[Dataset entries]
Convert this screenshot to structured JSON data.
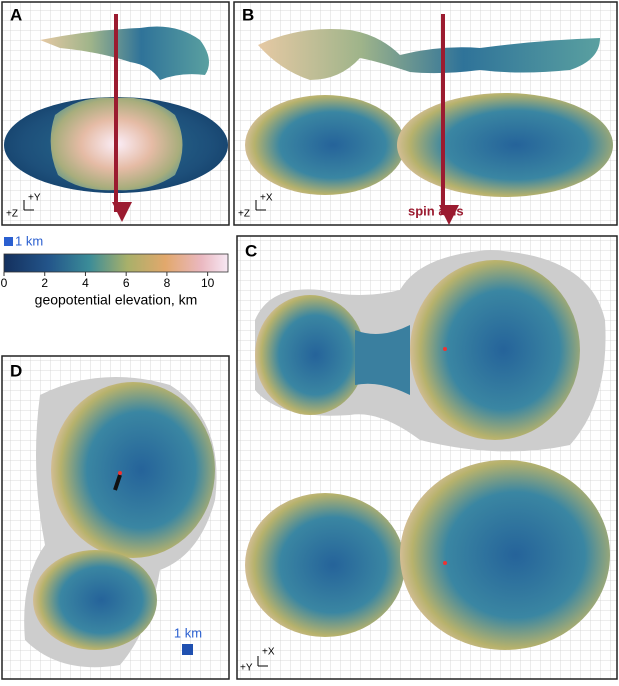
{
  "panels": [
    {
      "label": "A",
      "axes": [
        "+Y",
        "+Z"
      ]
    },
    {
      "label": "B",
      "axes": [
        "+X",
        "+Z"
      ],
      "annotation": "spin axis"
    },
    {
      "label": "C",
      "axes": [
        "+X",
        "+Y"
      ]
    },
    {
      "label": "D",
      "scale": "1 km"
    }
  ],
  "colorbar": {
    "scale": "1 km",
    "label": "geopotential elevation, km",
    "lim": [
      0,
      11
    ],
    "ticks": [
      0,
      2,
      4,
      6,
      8,
      10
    ]
  }
}
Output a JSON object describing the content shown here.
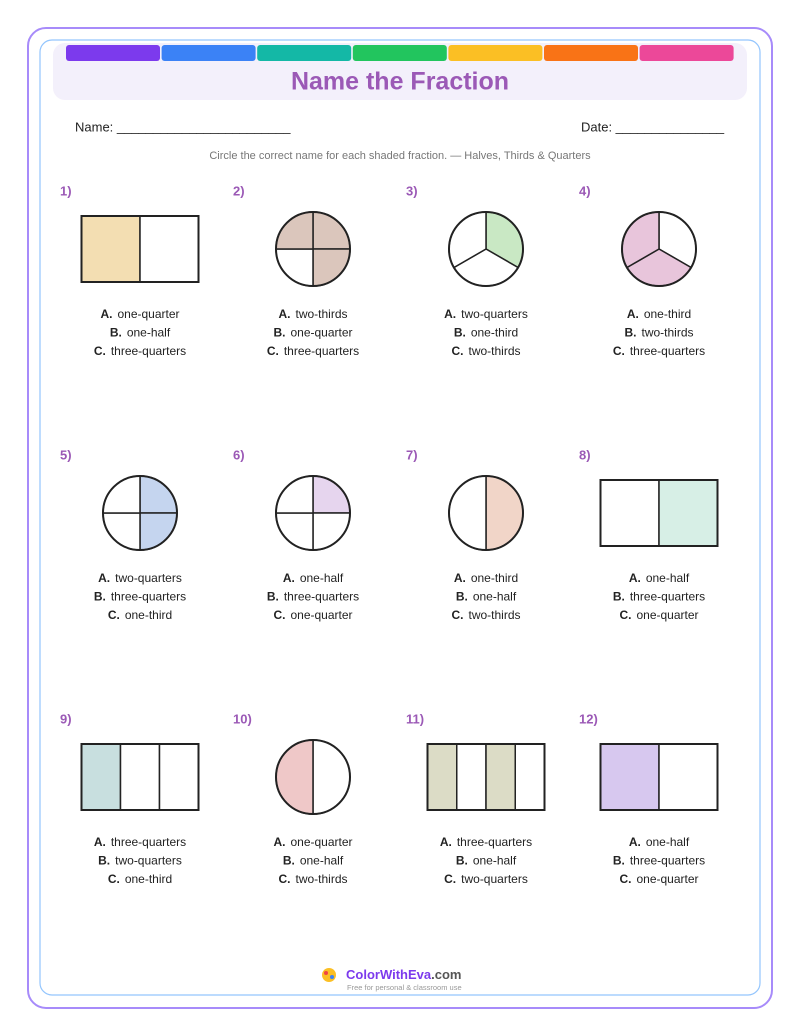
{
  "header": {
    "title": "Name the Fraction"
  },
  "name_label": "Name: ________________________",
  "date_label": "Date: _______________",
  "instructions": "Circle the correct name for each shaded fraction. — Halves, Thirds & Quarters",
  "problems": [
    {
      "number": "1)",
      "options": [
        {
          "letter": "A.",
          "text": "one-quarter"
        },
        {
          "letter": "B.",
          "text": "one-half"
        },
        {
          "letter": "C.",
          "text": "three-quarters"
        }
      ]
    },
    {
      "number": "2)",
      "options": [
        {
          "letter": "A.",
          "text": "two-thirds"
        },
        {
          "letter": "B.",
          "text": "one-quarter"
        },
        {
          "letter": "C.",
          "text": "three-quarters"
        }
      ]
    },
    {
      "number": "3)",
      "options": [
        {
          "letter": "A.",
          "text": "two-quarters"
        },
        {
          "letter": "B.",
          "text": "one-third"
        },
        {
          "letter": "C.",
          "text": "two-thirds"
        }
      ]
    },
    {
      "number": "4)",
      "options": [
        {
          "letter": "A.",
          "text": "one-third"
        },
        {
          "letter": "B.",
          "text": "two-thirds"
        },
        {
          "letter": "C.",
          "text": "three-quarters"
        }
      ]
    },
    {
      "number": "5)",
      "options": [
        {
          "letter": "A.",
          "text": "two-quarters"
        },
        {
          "letter": "B.",
          "text": "three-quarters"
        },
        {
          "letter": "C.",
          "text": "one-third"
        }
      ]
    },
    {
      "number": "6)",
      "options": [
        {
          "letter": "A.",
          "text": "one-half"
        },
        {
          "letter": "B.",
          "text": "three-quarters"
        },
        {
          "letter": "C.",
          "text": "one-quarter"
        }
      ]
    },
    {
      "number": "7)",
      "options": [
        {
          "letter": "A.",
          "text": "one-third"
        },
        {
          "letter": "B.",
          "text": "one-half"
        },
        {
          "letter": "C.",
          "text": "two-thirds"
        }
      ]
    },
    {
      "number": "8)",
      "options": [
        {
          "letter": "A.",
          "text": "one-half"
        },
        {
          "letter": "B.",
          "text": "three-quarters"
        },
        {
          "letter": "C.",
          "text": "one-quarter"
        }
      ]
    },
    {
      "number": "9)",
      "options": [
        {
          "letter": "A.",
          "text": "three-quarters"
        },
        {
          "letter": "B.",
          "text": "two-quarters"
        },
        {
          "letter": "C.",
          "text": "one-third"
        }
      ]
    },
    {
      "number": "10)",
      "options": [
        {
          "letter": "A.",
          "text": "one-quarter"
        },
        {
          "letter": "B.",
          "text": "one-half"
        },
        {
          "letter": "C.",
          "text": "two-thirds"
        }
      ]
    },
    {
      "number": "11)",
      "options": [
        {
          "letter": "A.",
          "text": "three-quarters"
        },
        {
          "letter": "B.",
          "text": "one-half"
        },
        {
          "letter": "C.",
          "text": "two-quarters"
        }
      ]
    },
    {
      "number": "12)",
      "options": [
        {
          "letter": "A.",
          "text": "one-half"
        },
        {
          "letter": "B.",
          "text": "three-quarters"
        },
        {
          "letter": "C.",
          "text": "one-quarter"
        }
      ]
    }
  ],
  "footer": {
    "brand": "ColorWithEva",
    "domain": ".com",
    "tagline": "Free for personal & classroom use"
  }
}
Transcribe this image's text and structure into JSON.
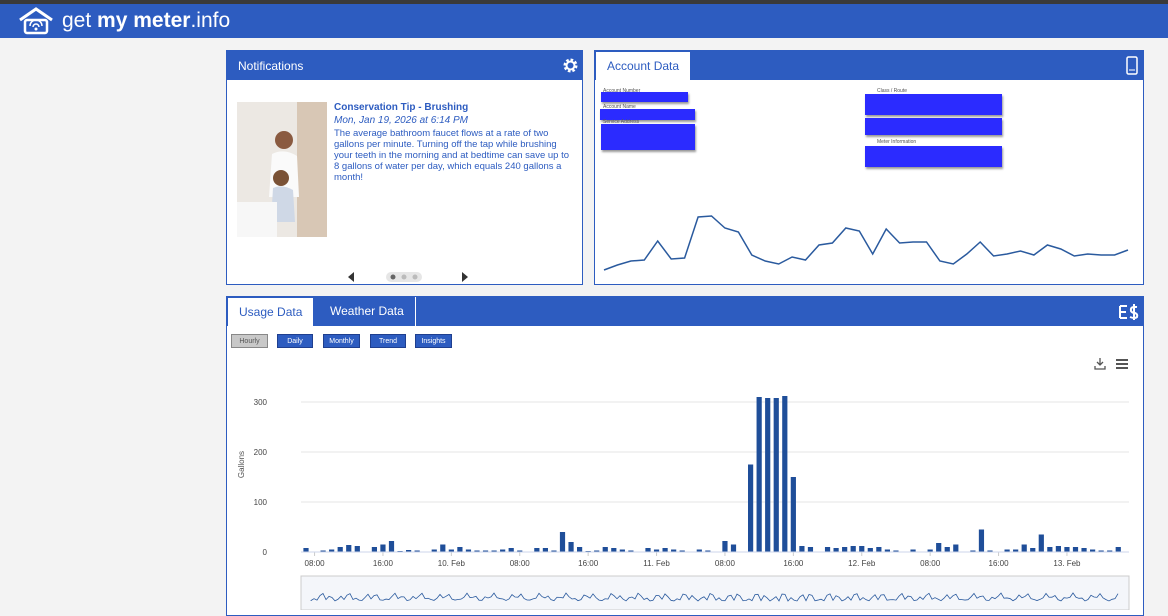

_Given exercise:_
Reproduce the whole listing above word for word, but not its pictures.

_Solution:_
Convert this screenshot to structured JSON data.
{
  "panels": [
    {
      "label": "A",
      "axes": [
        "+Y",
        "+Z"
      ]
    },
    {
      "label": "B",
      "axes": [
        "+X",
        "+Z"
      ],
      "annotation": "spin axis"
    },
    {
      "label": "C",
      "axes": [
        "+X",
        "+Y"
      ]
    },
    {
      "label": "D",
      "scale": "1 km"
    }
  ],
  "colorbar": {
    "scale": "1 km",
    "label": "geopotential elevation, km",
    "lim": [
      0,
      11
    ],
    "ticks": [
      0,
      2,
      4,
      6,
      8,
      10
    ]
  }
}
Output a JSON object describing the content shown here.
{
  "header": {
    "title": "Name the Fraction"
  },
  "name_label": "Name: ________________________",
  "date_label": "Date: _______________",
  "instructions": "Circle the correct name for each shaded fraction. — Halves, Thirds & Quarters",
  "problems": [
    {
      "number": "1)",
      "options": [
        {
          "letter": "A.",
          "text": "one-quarter"
        },
        {
          "letter": "B.",
          "text": "one-half"
        },
        {
          "letter": "C.",
          "text": "three-quarters"
        }
      ]
    },
    {
      "number": "2)",
      "options": [
        {
          "letter": "A.",
          "text": "two-thirds"
        },
        {
          "letter": "B.",
          "text": "one-quarter"
        },
        {
          "letter": "C.",
          "text": "three-quarters"
        }
      ]
    },
    {
      "number": "3)",
      "options": [
        {
          "letter": "A.",
          "text": "two-quarters"
        },
        {
          "letter": "B.",
          "text": "one-third"
        },
        {
          "letter": "C.",
          "text": "two-thirds"
        }
      ]
    },
    {
      "number": "4)",
      "options": [
        {
          "letter": "A.",
          "text": "one-third"
        },
        {
          "letter": "B.",
          "text": "two-thirds"
        },
        {
          "letter": "C.",
          "text": "three-quarters"
        }
      ]
    },
    {
      "number": "5)",
      "options": [
        {
          "letter": "A.",
          "text": "two-quarters"
        },
        {
          "letter": "B.",
          "text": "three-quarters"
        },
        {
          "letter": "C.",
          "text": "one-third"
        }
      ]
    },
    {
      "number": "6)",
      "options": [
        {
          "letter": "A.",
          "text": "one-half"
        },
        {
          "letter": "B.",
          "text": "three-quarters"
        },
        {
          "letter": "C.",
          "text": "one-quarter"
        }
      ]
    },
    {
      "number": "7)",
      "options": [
        {
          "letter": "A.",
          "text": "one-third"
        },
        {
          "letter": "B.",
          "text": "one-half"
        },
        {
          "letter": "C.",
          "text": "two-thirds"
        }
      ]
    },
    {
      "number": "8)",
      "options": [
        {
          "letter": "A.",
          "text": "one-half"
        },
        {
          "letter": "B.",
          "text": "three-quarters"
        },
        {
          "letter": "C.",
          "text": "one-quarter"
        }
      ]
    },
    {
      "number": "9)",
      "options": [
        {
          "letter": "A.",
          "text": "three-quarters"
        },
        {
          "letter": "B.",
          "text": "two-quarters"
        },
        {
          "letter": "C.",
          "text": "one-third"
        }
      ]
    },
    {
      "number": "10)",
      "options": [
        {
          "letter": "A.",
          "text": "one-quarter"
        },
        {
          "letter": "B.",
          "text": "one-half"
        },
        {
          "letter": "C.",
          "text": "two-thirds"
        }
      ]
    },
    {
      "number": "11)",
      "options": [
        {
          "letter": "A.",
          "text": "three-quarters"
        },
        {
          "letter": "B.",
          "text": "one-half"
        },
        {
          "letter": "C.",
          "text": "two-quarters"
        }
      ]
    },
    {
      "number": "12)",
      "options": [
        {
          "letter": "A.",
          "text": "one-half"
        },
        {
          "letter": "B.",
          "text": "three-quarters"
        },
        {
          "letter": "C.",
          "text": "one-quarter"
        }
      ]
    }
  ],
  "footer": {
    "brand": "ColorWithEva",
    "domain": ".com",
    "tagline": "Free for personal & classroom use"
  }
}
Transcribe this image's text and structure into JSON.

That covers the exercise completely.